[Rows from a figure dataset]
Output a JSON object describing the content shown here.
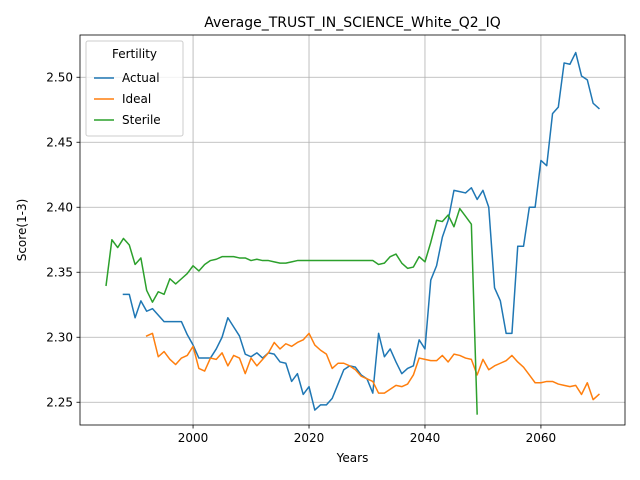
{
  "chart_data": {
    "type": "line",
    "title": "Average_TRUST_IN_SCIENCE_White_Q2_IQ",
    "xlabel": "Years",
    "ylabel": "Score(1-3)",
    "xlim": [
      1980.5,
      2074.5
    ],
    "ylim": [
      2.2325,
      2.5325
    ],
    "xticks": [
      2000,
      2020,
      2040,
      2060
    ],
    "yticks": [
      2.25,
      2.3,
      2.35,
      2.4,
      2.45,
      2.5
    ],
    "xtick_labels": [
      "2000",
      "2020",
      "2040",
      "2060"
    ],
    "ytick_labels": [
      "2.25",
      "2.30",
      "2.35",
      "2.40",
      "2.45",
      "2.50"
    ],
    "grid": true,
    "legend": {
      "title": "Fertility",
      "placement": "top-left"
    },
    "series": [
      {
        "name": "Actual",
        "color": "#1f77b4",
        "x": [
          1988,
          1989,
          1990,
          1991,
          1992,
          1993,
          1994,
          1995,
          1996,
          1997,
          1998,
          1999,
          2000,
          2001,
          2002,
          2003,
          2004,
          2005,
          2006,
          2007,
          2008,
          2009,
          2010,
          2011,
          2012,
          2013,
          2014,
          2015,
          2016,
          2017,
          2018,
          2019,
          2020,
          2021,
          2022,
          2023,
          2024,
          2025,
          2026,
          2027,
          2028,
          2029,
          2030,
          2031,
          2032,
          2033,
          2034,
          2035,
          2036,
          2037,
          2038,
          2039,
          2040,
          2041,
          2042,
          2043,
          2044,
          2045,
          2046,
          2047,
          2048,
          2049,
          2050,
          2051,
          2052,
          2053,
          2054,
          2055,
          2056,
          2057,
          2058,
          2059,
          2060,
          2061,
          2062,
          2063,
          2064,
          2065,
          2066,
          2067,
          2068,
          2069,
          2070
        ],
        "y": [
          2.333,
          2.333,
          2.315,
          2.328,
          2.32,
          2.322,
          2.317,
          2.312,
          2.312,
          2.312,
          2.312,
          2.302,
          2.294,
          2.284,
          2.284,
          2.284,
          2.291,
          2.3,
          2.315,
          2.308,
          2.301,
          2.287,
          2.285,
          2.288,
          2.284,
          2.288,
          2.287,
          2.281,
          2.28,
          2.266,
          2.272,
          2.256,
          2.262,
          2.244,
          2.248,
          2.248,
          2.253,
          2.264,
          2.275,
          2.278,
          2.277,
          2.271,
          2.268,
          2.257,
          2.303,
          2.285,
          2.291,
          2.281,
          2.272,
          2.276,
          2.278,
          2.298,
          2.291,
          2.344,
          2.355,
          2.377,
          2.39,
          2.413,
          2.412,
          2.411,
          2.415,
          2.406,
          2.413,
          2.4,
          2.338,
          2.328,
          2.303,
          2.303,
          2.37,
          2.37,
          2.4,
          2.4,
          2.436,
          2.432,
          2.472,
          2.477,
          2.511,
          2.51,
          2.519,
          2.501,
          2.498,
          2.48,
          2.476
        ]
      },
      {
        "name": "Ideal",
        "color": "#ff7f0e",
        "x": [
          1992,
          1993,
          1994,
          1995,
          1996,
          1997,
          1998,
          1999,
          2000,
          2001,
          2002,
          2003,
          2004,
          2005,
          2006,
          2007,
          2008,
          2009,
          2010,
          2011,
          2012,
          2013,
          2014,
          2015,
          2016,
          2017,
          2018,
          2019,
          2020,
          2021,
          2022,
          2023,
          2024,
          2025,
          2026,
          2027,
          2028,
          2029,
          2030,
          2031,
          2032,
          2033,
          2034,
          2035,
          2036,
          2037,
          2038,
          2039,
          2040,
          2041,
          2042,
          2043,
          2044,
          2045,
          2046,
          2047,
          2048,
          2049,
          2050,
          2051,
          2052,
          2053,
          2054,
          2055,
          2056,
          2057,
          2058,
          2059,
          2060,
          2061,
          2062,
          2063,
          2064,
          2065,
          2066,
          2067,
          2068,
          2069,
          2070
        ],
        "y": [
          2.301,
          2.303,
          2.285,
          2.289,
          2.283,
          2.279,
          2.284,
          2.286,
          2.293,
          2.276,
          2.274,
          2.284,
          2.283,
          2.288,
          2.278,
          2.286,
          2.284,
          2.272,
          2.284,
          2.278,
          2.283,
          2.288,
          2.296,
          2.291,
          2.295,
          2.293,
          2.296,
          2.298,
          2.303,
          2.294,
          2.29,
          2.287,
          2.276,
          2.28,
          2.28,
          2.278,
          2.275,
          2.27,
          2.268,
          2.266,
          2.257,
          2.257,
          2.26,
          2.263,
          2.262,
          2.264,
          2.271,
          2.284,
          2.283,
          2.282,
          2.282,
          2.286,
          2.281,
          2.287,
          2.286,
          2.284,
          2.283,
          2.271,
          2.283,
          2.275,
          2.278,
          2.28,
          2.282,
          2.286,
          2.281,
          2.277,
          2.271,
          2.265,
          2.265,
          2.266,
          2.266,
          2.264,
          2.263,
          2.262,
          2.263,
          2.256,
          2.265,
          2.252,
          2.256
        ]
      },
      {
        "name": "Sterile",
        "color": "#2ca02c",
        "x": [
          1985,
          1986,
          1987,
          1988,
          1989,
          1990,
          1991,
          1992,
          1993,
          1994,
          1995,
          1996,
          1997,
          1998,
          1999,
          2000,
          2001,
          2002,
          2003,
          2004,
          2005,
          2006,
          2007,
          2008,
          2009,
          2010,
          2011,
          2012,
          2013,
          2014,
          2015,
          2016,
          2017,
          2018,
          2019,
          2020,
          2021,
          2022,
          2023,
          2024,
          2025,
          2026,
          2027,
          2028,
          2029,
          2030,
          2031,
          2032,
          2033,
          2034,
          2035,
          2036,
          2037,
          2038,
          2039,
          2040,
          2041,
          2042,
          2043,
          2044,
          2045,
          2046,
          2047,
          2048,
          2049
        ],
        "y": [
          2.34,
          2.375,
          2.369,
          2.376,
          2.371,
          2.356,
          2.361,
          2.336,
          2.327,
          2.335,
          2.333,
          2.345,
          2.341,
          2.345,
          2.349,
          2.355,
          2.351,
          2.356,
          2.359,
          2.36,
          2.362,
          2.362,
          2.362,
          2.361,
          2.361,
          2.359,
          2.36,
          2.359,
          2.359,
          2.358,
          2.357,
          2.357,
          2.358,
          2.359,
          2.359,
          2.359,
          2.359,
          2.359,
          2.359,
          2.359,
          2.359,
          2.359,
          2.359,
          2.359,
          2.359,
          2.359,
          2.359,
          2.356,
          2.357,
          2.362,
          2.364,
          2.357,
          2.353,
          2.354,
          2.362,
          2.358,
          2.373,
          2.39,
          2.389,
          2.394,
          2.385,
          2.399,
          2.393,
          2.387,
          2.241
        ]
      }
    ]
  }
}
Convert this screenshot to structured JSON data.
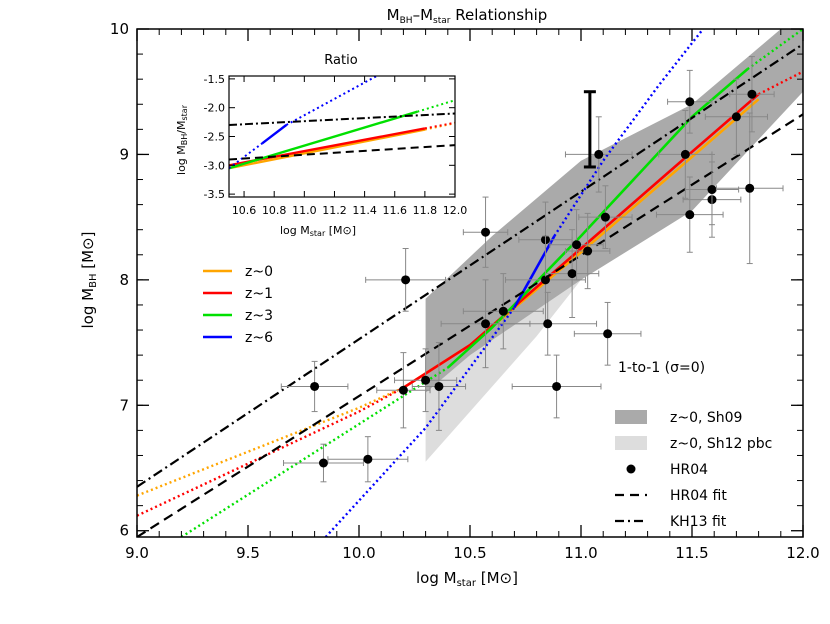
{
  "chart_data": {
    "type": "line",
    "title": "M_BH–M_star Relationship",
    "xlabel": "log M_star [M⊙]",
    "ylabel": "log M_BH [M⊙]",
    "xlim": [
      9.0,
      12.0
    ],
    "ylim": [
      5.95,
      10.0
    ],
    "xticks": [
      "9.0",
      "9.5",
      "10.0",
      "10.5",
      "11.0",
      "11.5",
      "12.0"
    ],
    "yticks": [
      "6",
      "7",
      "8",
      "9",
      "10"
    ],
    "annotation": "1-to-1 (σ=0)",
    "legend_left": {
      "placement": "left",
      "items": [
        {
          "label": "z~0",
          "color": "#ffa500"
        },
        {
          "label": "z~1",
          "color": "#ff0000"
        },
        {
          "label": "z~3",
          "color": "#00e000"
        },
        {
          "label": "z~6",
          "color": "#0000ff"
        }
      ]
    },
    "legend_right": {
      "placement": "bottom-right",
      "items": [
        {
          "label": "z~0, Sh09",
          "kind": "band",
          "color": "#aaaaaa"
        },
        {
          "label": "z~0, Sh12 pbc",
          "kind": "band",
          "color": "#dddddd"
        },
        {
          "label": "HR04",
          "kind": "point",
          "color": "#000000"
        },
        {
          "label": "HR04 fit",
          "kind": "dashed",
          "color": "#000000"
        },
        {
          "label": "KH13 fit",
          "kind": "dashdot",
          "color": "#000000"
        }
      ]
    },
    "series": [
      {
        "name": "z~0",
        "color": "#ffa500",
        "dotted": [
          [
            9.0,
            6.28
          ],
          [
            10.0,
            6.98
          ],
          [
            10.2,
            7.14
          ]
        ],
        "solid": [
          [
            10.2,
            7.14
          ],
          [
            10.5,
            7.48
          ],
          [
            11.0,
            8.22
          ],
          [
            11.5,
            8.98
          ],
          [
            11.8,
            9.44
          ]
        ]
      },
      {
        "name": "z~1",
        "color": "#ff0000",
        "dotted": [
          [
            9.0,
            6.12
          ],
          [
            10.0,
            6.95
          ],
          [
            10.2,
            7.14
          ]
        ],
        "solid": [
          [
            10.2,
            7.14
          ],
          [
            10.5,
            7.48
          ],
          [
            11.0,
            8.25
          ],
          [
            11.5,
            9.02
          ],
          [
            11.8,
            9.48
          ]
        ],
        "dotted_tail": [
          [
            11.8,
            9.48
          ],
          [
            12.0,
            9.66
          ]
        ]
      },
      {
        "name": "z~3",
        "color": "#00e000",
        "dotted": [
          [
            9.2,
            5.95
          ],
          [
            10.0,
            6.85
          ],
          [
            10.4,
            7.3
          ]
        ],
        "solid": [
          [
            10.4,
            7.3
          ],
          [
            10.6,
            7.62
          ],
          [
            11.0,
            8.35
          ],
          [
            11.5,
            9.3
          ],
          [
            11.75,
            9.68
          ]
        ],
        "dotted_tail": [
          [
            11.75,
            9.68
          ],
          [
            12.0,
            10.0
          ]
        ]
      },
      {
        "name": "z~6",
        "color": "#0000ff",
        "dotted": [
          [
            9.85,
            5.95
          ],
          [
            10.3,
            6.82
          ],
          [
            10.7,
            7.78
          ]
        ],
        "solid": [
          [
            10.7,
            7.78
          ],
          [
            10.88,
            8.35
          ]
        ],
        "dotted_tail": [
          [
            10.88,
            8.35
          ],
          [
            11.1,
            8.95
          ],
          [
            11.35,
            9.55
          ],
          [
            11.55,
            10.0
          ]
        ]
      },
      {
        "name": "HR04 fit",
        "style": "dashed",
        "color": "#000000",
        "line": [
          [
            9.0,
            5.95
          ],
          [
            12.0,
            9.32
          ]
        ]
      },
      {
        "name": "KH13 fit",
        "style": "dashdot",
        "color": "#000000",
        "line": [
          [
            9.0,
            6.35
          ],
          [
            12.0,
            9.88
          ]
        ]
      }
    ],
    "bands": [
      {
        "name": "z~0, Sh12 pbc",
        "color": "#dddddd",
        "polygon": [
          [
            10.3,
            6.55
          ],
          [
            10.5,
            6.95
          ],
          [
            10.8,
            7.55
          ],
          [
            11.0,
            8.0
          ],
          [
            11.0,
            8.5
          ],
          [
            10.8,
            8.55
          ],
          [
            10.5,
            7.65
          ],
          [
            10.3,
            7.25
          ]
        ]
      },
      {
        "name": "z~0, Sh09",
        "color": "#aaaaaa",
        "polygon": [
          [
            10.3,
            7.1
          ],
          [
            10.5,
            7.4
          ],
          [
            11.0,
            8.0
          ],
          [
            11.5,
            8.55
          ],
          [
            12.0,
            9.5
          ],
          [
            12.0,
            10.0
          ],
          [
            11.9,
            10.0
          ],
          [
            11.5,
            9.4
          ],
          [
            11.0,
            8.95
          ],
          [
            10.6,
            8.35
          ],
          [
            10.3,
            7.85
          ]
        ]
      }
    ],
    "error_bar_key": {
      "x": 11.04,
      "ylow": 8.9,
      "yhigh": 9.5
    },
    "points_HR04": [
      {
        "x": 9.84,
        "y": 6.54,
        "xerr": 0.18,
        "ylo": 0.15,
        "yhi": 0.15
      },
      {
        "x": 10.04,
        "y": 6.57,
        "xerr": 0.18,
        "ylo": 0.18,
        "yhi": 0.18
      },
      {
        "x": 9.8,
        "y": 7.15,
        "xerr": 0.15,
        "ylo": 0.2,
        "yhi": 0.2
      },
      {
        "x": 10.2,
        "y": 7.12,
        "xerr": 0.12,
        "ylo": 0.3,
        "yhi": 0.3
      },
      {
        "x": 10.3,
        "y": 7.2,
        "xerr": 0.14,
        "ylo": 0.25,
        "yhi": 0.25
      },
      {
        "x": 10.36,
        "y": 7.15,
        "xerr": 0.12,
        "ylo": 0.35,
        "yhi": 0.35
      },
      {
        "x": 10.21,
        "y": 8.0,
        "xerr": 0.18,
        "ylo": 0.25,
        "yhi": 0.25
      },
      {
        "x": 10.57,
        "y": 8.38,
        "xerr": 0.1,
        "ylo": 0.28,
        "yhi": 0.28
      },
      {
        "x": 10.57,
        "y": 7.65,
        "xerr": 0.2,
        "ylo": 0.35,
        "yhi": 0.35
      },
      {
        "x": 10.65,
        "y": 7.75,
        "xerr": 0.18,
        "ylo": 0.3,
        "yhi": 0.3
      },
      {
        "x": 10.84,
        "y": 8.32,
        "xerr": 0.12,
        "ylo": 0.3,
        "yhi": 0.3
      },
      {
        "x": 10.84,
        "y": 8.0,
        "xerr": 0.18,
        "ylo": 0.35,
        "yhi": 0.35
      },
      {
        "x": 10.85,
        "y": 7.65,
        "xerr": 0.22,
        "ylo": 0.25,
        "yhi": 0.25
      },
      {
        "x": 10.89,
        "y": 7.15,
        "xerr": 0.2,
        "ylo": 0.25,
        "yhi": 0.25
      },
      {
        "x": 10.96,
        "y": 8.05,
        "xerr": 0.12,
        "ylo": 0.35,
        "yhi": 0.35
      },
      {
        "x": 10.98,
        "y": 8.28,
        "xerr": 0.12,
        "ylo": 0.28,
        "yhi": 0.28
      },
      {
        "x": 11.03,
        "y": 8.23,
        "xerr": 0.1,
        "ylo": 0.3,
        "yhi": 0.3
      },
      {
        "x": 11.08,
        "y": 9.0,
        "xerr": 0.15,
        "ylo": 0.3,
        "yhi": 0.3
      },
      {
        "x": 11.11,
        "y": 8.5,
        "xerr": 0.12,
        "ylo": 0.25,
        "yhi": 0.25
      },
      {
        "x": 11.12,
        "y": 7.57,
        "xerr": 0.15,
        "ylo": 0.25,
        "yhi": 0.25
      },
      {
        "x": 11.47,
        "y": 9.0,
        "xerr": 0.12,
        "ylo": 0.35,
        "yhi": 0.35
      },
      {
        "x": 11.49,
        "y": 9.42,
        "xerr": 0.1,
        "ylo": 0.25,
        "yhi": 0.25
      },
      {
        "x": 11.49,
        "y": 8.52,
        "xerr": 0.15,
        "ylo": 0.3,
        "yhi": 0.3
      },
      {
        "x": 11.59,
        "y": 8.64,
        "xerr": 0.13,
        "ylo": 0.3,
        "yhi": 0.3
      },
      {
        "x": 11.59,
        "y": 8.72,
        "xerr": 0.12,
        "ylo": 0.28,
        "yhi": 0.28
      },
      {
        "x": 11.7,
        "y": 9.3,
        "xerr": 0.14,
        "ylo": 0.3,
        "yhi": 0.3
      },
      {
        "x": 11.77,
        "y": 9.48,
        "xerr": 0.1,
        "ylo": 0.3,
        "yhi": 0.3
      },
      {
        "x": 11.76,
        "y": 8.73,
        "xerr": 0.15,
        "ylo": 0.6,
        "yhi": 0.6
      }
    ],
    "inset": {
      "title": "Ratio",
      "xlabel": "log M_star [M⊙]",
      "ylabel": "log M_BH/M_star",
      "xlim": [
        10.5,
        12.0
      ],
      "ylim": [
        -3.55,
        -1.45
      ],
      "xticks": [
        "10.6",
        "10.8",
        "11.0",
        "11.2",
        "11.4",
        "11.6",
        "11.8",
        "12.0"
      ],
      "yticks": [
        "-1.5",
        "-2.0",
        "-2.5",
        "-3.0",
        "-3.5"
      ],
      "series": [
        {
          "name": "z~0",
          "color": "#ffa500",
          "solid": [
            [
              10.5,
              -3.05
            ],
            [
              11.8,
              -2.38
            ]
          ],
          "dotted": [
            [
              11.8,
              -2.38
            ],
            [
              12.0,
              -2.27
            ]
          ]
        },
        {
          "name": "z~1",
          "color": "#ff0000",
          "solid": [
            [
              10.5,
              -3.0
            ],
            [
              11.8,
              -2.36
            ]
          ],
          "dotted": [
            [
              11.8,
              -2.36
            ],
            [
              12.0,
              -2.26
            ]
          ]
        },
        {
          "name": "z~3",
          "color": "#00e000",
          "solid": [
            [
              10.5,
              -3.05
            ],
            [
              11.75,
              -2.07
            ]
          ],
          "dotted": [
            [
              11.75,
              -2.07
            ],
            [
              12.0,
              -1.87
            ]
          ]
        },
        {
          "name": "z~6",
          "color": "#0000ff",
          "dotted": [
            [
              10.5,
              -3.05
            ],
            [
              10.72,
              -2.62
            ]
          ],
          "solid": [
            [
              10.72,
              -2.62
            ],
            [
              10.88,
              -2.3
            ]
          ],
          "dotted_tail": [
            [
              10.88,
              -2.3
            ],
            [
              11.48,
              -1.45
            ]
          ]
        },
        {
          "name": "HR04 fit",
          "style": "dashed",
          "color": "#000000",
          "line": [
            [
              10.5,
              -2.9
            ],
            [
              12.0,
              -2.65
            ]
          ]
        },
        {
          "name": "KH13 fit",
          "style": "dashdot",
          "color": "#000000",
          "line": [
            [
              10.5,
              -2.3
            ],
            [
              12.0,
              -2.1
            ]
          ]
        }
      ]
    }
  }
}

— Stated goal —
Copy every line of the records above that holds the word "dashdot".

— Solution —
          "kind": "dashdot",
        "style": "dashdot",
          "style": "dashdot",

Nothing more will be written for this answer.